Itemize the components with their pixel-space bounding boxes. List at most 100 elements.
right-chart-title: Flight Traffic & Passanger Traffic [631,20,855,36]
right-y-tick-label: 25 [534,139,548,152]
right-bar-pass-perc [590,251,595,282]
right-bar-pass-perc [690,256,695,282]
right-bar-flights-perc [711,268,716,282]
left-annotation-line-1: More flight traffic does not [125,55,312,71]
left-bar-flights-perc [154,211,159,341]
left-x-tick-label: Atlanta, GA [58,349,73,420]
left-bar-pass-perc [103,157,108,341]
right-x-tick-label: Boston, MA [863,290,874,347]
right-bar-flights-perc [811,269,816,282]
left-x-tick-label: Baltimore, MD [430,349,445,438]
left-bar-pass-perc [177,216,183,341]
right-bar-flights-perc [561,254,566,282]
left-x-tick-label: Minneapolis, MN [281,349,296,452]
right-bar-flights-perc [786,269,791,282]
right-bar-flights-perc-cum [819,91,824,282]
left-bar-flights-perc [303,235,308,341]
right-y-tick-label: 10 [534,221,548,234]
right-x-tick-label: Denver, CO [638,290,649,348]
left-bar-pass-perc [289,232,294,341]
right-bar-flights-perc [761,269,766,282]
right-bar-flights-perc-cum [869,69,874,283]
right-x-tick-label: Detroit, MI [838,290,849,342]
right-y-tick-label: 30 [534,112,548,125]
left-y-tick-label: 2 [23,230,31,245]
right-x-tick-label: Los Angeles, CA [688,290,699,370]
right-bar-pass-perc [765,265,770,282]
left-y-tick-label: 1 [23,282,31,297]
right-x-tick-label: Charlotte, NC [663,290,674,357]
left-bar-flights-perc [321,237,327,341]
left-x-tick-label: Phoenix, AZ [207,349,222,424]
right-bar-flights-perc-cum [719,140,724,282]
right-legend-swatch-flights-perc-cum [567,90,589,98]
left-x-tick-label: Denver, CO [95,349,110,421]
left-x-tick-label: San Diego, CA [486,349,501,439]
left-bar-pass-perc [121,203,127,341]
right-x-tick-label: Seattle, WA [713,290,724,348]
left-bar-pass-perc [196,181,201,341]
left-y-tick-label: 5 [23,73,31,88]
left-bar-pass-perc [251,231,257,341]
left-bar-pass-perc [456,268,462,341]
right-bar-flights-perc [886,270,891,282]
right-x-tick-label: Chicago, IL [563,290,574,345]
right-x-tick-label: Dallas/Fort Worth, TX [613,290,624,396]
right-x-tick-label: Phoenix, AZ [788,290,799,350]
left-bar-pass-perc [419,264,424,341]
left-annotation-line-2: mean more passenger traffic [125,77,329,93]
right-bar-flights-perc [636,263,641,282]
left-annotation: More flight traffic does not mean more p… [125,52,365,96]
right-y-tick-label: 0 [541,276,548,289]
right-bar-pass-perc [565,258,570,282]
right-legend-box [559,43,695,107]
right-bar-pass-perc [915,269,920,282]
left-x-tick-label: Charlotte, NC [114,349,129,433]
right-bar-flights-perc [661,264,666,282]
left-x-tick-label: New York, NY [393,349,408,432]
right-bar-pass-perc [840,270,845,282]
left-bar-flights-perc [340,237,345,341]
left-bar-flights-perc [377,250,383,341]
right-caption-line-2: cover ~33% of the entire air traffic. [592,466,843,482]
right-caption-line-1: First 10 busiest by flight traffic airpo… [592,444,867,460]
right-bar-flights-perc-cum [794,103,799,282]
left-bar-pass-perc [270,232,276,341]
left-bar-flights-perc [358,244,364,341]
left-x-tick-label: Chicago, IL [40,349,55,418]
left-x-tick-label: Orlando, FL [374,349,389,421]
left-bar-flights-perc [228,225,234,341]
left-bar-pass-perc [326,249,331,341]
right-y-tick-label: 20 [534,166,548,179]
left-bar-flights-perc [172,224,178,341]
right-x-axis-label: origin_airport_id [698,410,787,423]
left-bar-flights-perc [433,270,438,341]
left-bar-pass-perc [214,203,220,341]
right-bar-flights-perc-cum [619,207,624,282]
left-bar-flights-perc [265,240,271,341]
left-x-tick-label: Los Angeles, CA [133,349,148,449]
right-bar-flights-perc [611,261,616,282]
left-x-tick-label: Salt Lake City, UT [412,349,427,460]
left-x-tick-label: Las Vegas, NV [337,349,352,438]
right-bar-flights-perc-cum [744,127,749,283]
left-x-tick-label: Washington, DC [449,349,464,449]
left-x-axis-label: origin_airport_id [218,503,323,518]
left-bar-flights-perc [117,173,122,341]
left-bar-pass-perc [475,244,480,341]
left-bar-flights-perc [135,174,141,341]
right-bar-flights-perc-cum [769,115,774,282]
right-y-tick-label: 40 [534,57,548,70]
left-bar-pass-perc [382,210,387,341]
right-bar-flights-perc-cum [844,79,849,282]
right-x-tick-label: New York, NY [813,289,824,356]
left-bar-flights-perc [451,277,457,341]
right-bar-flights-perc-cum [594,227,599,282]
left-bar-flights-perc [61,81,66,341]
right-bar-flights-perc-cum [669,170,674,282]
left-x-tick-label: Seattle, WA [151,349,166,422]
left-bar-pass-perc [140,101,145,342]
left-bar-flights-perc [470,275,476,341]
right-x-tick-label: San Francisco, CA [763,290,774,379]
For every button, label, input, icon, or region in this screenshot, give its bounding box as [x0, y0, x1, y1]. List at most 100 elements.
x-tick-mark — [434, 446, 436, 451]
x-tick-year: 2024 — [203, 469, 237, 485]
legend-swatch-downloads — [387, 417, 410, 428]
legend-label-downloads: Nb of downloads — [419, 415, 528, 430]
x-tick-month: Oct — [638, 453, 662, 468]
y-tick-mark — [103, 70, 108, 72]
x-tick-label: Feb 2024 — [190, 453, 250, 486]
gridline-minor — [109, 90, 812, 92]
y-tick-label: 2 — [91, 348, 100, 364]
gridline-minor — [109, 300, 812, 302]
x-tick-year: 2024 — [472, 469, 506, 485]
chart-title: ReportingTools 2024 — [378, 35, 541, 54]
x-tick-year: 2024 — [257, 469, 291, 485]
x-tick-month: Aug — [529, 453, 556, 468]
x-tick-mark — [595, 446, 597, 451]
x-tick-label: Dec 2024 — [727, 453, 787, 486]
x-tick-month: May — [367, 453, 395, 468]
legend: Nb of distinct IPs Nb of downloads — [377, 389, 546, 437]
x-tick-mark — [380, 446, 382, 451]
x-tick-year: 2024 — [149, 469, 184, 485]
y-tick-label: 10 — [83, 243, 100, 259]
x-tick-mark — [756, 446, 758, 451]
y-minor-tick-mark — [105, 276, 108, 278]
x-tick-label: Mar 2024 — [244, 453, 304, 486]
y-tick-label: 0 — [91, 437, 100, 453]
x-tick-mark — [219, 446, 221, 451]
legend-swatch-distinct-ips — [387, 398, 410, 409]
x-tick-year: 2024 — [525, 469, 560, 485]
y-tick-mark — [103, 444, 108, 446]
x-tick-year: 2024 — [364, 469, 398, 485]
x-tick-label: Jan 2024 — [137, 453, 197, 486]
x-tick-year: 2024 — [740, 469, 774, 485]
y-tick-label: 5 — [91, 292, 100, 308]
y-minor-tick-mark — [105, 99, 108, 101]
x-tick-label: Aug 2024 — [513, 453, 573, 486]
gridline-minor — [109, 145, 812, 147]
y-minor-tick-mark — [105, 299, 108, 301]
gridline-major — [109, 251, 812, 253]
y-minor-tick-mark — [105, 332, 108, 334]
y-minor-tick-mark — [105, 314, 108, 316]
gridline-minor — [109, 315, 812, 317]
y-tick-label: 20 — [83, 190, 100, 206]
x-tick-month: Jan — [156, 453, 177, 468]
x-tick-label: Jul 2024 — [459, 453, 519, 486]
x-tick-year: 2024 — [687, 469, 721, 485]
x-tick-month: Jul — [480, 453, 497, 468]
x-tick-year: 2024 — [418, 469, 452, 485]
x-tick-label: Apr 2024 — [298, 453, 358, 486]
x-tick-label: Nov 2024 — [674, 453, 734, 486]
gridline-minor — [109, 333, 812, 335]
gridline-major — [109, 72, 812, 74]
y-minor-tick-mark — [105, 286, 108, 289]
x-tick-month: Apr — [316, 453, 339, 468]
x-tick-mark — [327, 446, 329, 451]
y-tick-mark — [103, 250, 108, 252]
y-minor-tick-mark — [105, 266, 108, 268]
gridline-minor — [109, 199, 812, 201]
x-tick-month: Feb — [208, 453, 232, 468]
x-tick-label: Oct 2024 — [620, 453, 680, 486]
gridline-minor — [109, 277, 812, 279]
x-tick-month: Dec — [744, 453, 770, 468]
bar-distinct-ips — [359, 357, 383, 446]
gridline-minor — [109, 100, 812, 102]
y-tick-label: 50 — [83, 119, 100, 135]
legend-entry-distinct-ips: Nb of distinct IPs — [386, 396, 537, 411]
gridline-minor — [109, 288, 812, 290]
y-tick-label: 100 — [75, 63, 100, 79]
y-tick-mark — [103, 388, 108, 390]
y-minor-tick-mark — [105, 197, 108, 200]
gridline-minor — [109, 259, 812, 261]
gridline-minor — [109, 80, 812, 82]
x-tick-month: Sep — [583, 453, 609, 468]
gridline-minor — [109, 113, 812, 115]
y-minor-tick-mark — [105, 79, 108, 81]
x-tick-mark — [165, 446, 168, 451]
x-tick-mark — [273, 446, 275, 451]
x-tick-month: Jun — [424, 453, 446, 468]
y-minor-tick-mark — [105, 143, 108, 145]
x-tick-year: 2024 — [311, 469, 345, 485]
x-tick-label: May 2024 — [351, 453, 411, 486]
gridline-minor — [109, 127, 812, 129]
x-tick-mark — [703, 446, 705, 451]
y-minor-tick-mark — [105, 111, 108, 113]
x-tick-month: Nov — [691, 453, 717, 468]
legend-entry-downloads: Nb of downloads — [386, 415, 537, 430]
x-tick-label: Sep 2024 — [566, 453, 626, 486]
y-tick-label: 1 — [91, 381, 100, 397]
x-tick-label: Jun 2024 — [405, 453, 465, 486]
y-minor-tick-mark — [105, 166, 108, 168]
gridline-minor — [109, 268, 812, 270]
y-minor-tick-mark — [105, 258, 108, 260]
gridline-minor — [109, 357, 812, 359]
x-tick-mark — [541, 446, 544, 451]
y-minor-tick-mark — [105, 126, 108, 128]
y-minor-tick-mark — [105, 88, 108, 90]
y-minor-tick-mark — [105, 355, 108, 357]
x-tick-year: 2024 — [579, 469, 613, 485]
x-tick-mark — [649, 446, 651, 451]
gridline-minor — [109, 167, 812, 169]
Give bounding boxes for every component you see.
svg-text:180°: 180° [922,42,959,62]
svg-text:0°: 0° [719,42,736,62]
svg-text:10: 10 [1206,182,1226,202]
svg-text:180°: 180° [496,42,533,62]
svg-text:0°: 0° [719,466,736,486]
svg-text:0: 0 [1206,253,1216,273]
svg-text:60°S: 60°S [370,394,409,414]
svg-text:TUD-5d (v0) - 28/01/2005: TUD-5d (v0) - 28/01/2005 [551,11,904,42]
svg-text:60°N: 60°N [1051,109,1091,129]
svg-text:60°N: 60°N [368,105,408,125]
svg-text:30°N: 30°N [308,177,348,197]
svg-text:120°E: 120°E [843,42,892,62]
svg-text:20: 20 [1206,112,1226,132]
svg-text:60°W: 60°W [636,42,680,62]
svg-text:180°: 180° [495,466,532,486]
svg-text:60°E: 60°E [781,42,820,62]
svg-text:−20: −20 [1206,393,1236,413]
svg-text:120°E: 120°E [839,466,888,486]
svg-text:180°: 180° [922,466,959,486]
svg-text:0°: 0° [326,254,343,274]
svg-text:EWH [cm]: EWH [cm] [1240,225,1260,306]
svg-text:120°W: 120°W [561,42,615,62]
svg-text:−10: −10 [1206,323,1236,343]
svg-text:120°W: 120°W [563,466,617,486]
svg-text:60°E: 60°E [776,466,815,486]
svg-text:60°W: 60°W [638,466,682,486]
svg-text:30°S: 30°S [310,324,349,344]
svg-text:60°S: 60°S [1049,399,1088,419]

Task requirements: Copy the stretch of the listing from its start through the line with "right-bar-flights-perc-cum [819,91,824,282]", putting "Boston, Massachusetts" in place of "Boston, MA" and leaving everything else unchanged.

The response:
Itemize the components with their pixel-space bounding boxes. List at most 100 elements.
right-chart-title: Flight Traffic & Passanger Traffic [631,20,855,36]
right-y-tick-label: 25 [534,139,548,152]
right-bar-pass-perc [590,251,595,282]
right-bar-pass-perc [690,256,695,282]
right-bar-flights-perc [711,268,716,282]
left-annotation-line-1: More flight traffic does not [125,55,312,71]
left-bar-flights-perc [154,211,159,341]
left-x-tick-label: Atlanta, GA [58,349,73,420]
left-bar-pass-perc [103,157,108,341]
right-x-tick-label: Boston, Massachusetts [863,290,874,347]
right-bar-flights-perc [811,269,816,282]
left-x-tick-label: Baltimore, MD [430,349,445,438]
left-bar-pass-perc [177,216,183,341]
right-bar-flights-perc [561,254,566,282]
left-x-tick-label: Minneapolis, MN [281,349,296,452]
right-bar-flights-perc [786,269,791,282]
right-bar-flights-perc-cum [819,91,824,282]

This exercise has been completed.